- _PROBLEM_: From the first line to the last, copy the data exactly.

===== INPUT

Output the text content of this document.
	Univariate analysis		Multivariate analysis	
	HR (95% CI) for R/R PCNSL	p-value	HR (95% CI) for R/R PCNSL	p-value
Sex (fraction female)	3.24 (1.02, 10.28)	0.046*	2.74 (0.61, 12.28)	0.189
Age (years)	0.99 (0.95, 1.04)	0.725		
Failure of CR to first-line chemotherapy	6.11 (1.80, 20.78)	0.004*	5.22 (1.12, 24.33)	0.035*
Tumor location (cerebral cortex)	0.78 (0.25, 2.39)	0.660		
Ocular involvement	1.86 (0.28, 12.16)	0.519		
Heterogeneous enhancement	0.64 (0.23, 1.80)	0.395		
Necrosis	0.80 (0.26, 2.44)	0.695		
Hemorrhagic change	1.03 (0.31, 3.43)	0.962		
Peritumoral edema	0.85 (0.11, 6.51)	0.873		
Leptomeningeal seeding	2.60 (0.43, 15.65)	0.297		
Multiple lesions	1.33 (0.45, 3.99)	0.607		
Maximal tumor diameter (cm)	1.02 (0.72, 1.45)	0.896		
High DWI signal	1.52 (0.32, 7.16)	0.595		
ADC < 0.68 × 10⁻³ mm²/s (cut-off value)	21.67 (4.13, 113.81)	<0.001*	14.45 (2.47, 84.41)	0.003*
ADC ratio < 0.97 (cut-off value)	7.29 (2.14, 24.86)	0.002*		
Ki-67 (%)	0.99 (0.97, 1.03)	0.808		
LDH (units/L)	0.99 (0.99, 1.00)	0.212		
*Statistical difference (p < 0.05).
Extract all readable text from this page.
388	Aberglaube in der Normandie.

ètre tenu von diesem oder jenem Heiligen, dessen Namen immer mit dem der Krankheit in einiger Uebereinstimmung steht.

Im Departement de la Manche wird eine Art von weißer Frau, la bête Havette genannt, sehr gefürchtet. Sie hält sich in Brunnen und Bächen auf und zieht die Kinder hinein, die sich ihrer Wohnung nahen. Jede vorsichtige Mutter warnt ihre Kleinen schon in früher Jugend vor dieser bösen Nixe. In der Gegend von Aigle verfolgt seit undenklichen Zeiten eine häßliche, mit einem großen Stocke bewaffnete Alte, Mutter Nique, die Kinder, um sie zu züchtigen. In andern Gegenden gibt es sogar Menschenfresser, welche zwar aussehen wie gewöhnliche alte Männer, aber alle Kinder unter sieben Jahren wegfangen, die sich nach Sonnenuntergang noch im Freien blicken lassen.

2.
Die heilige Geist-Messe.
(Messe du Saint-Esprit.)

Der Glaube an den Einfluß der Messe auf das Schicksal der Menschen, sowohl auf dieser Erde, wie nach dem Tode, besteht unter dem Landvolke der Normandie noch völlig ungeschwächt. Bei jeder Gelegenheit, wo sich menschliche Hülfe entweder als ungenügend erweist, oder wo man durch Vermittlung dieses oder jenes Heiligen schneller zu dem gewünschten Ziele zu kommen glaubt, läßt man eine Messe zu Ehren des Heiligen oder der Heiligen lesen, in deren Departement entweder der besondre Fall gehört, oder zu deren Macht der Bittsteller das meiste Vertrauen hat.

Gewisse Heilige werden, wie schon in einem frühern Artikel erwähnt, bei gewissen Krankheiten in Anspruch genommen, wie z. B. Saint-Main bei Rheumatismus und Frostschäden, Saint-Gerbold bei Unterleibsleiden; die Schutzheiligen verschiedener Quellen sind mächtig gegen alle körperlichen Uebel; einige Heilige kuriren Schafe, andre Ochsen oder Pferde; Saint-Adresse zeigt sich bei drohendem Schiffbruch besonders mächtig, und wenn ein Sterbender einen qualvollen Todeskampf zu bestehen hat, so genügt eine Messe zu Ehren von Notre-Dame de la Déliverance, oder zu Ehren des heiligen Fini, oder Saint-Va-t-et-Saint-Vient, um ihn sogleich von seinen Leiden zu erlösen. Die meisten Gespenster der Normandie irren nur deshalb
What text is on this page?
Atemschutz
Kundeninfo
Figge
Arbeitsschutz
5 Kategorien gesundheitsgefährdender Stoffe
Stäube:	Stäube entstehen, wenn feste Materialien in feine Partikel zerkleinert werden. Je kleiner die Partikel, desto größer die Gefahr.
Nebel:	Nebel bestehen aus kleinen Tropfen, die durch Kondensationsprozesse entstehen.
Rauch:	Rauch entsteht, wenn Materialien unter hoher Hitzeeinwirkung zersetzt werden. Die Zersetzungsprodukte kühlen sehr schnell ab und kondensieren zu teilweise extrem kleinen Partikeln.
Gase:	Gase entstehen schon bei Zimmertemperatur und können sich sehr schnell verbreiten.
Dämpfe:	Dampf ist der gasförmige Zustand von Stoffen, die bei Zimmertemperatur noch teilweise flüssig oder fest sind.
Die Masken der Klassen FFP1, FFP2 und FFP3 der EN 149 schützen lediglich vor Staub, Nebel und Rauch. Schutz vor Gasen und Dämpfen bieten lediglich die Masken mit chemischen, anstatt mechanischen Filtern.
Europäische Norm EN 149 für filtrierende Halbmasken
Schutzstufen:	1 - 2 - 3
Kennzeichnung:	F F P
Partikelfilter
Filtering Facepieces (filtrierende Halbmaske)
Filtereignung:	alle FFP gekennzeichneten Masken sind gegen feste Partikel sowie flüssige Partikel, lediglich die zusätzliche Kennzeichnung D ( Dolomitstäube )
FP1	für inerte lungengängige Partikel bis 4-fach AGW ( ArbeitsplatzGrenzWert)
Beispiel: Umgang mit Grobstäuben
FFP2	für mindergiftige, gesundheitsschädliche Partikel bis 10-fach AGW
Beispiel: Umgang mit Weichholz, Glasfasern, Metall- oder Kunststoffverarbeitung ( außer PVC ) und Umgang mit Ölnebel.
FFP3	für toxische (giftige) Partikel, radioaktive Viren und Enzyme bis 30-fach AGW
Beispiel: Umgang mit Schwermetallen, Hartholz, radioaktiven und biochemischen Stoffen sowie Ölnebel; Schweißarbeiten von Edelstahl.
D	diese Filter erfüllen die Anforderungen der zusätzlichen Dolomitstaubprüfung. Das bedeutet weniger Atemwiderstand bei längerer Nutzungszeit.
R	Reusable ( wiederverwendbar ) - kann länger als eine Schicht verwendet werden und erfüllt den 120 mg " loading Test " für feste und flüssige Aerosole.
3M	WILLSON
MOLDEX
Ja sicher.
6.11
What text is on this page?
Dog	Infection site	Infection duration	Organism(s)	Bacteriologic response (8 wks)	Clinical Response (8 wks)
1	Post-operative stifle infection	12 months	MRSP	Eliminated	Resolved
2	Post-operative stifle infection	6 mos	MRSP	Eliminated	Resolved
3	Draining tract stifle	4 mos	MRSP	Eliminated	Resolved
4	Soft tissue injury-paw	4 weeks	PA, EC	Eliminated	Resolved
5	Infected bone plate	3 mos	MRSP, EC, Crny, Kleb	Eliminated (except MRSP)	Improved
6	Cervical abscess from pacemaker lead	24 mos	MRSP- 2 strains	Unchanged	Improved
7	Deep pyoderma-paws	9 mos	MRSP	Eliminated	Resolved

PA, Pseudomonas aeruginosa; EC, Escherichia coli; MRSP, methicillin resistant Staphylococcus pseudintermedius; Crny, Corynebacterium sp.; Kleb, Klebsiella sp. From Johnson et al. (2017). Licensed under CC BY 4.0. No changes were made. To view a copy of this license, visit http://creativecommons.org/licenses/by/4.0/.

==========

- _REPLY_:
Output the text content of this document.
	Univariate analysis		Multivariate analysis	
	HR (95% CI) for R/R PCNSL	p-value	HR (95% CI) for R/R PCNSL	p-value
Sex (fraction female)	3.24 (1.02, 10.28)	0.046*	2.74 (0.61, 12.28)	0.189
Age (years)	0.99 (0.95, 1.04)	0.725		
Failure of CR to first-line chemotherapy	6.11 (1.80, 20.78)	0.004*	5.22 (1.12, 24.33)	0.035*
Tumor location (cerebral cortex)	0.78 (0.25, 2.39)	0.660		
Ocular involvement	1.86 (0.28, 12.16)	0.519		
Heterogeneous enhancement	0.64 (0.23, 1.80)	0.395		
Necrosis	0.80 (0.26, 2.44)	0.695		
Hemorrhagic change	1.03 (0.31, 3.43)	0.962		
Peritumoral edema	0.85 (0.11, 6.51)	0.873		
Leptomeningeal seeding	2.60 (0.43, 15.65)	0.297		
Multiple lesions	1.33 (0.45, 3.99)	0.607		
Maximal tumor diameter (cm)	1.02 (0.72, 1.45)	0.896		
High DWI signal	1.52 (0.32, 7.16)	0.595		
ADC < 0.68 × 10⁻³ mm²/s (cut-off value)	21.67 (4.13, 113.81)	<0.001*	14.45 (2.47, 84.41)	0.003*
ADC ratio < 0.97 (cut-off value)	7.29 (2.14, 24.86)	0.002*		
Ki-67 (%)	0.99 (0.97, 1.03)	0.808		
LDH (units/L)	0.99 (0.99, 1.00)	0.212		
*Statistical difference (p < 0.05).
Extract all readable text from this page.
388	Aberglaube in der Normandie.

ètre tenu von diesem oder jenem Heiligen, dessen Namen immer mit dem der Krankheit in einiger Uebereinstimmung steht.

Im Departement de la Manche wird eine Art von weißer Frau, la bête Havette genannt, sehr gefürchtet. Sie hält sich in Brunnen und Bächen auf und zieht die Kinder hinein, die sich ihrer Wohnung nahen. Jede vorsichtige Mutter warnt ihre Kleinen schon in früher Jugend vor dieser bösen Nixe. In der Gegend von Aigle verfolgt seit undenklichen Zeiten eine häßliche, mit einem großen Stocke bewaffnete Alte, Mutter Nique, die Kinder, um sie zu züchtigen. In andern Gegenden gibt es sogar Menschenfresser, welche zwar aussehen wie gewöhnliche alte Männer, aber alle Kinder unter sieben Jahren wegfangen, die sich nach Sonnenuntergang noch im Freien blicken lassen.

2.
Die heilige Geist-Messe.
(Messe du Saint-Esprit.)

Der Glaube an den Einfluß der Messe auf das Schicksal der Menschen, sowohl auf dieser Erde, wie nach dem Tode, besteht unter dem Landvolke der Normandie noch völlig ungeschwächt. Bei jeder Gelegenheit, wo sich menschliche Hülfe entweder als ungenügend erweist, oder wo man durch Vermittlung dieses oder jenes Heiligen schneller zu dem gewünschten Ziele zu kommen glaubt, läßt man eine Messe zu Ehren des Heiligen oder der Heiligen lesen, in deren Departement entweder der besondre Fall gehört, oder zu deren Macht der Bittsteller das meiste Vertrauen hat.

Gewisse Heilige werden, wie schon in einem frühern Artikel erwähnt, bei gewissen Krankheiten in Anspruch genommen, wie z. B. Saint-Main bei Rheumatismus und Frostschäden, Saint-Gerbold bei Unterleibsleiden; die Schutzheiligen verschiedener Quellen sind mächtig gegen alle körperlichen Uebel; einige Heilige kuriren Schafe, andre Ochsen oder Pferde; Saint-Adresse zeigt sich bei drohendem Schiffbruch besonders mächtig, und wenn ein Sterbender einen qualvollen Todeskampf zu bestehen hat, so genügt eine Messe zu Ehren von Notre-Dame de la Déliverance, oder zu Ehren des heiligen Fini, oder Saint-Va-t-et-Saint-Vient, um ihn sogleich von seinen Leiden zu erlösen. Die meisten Gespenster der Normandie irren nur deshalb
What text is on this page?
Atemschutz
Kundeninfo
Figge
Arbeitsschutz
5 Kategorien gesundheitsgefährdender Stoffe
Stäube:	Stäube entstehen, wenn feste Materialien in feine Partikel zerkleinert werden. Je kleiner die Partikel, desto größer die Gefahr.
Nebel:	Nebel bestehen aus kleinen Tropfen, die durch Kondensationsprozesse entstehen.
Rauch:	Rauch entsteht, wenn Materialien unter hoher Hitzeeinwirkung zersetzt werden. Die Zersetzungsprodukte kühlen sehr schnell ab und kondensieren zu teilweise extrem kleinen Partikeln.
Gase:	Gase entstehen schon bei Zimmertemperatur und können sich sehr schnell verbreiten.
Dämpfe:	Dampf ist der gasförmige Zustand von Stoffen, die bei Zimmertemperatur noch teilweise flüssig oder fest sind.
Die Masken der Klassen FFP1, FFP2 und FFP3 der EN 149 schützen lediglich vor Staub, Nebel und Rauch. Schutz vor Gasen und Dämpfen bieten lediglich die Masken mit chemischen, anstatt mechanischen Filtern.
Europäische Norm EN 149 für filtrierende Halbmasken
Schutzstufen:	1 - 2 - 3
Kennzeichnung:	F F P
Partikelfilter
Filtering Facepieces (filtrierende Halbmaske)
Filtereignung:	alle FFP gekennzeichneten Masken sind gegen feste Partikel sowie flüssige Partikel, lediglich die zusätzliche Kennzeichnung D ( Dolomitstäube )
FP1	für inerte lungengängige Partikel bis 4-fach AGW ( ArbeitsplatzGrenzWert)
Beispiel: Umgang mit Grobstäuben
FFP2	für mindergiftige, gesundheitsschädliche Partikel bis 10-fach AGW
Beispiel: Umgang mit Weichholz, Glasfasern, Metall- oder Kunststoffverarbeitung ( außer PVC ) und Umgang mit Ölnebel.
FFP3	für toxische (giftige) Partikel, radioaktive Viren und Enzyme bis 30-fach AGW
Beispiel: Umgang mit Schwermetallen, Hartholz, radioaktiven und biochemischen Stoffen sowie Ölnebel; Schweißarbeiten von Edelstahl.
D	diese Filter erfüllen die Anforderungen der zusätzlichen Dolomitstaubprüfung. Das bedeutet weniger Atemwiderstand bei längerer Nutzungszeit.
R	Reusable ( wiederverwendbar ) - kann länger als eine Schicht verwendet werden und erfüllt den 120 mg " loading Test " für feste und flüssige Aerosole.
3M	WILLSON
MOLDEX
Ja sicher.
6.11
What text is on this page?
Dog	Infection site	Infection duration	Organism(s)	Bacteriologic response (8 wks)	Clinical Response (8 wks)
1	Post-operative stifle infection	12 months	MRSP	Eliminated	Resolved
2	Post-operative stifle infection	6 mos	MRSP	Eliminated	Resolved
3	Draining tract stifle	4 mos	MRSP	Eliminated	Resolved
4	Soft tissue injury-paw	4 weeks	PA, EC	Eliminated	Resolved
5	Infected bone plate	3 mos	MRSP, EC, Crny, Kleb	Eliminated (except MRSP)	Improved
6	Cervical abscess from pacemaker lead	24 mos	MRSP- 2 strains	Unchanged	Improved
7	Deep pyoderma-paws	9 mos	MRSP	Eliminated	Resolved

PA, Pseudomonas aeruginosa; EC, Escherichia coli; MRSP, methicillin resistant Staphylococcus pseudintermedius; Crny, Corynebacterium sp.; Kleb, Klebsiella sp. From Johnson et al. (2017). Licensed under CC BY 4.0. No changes were made. To view a copy of this license, visit http://creativecommons.org/licenses/by/4.0/.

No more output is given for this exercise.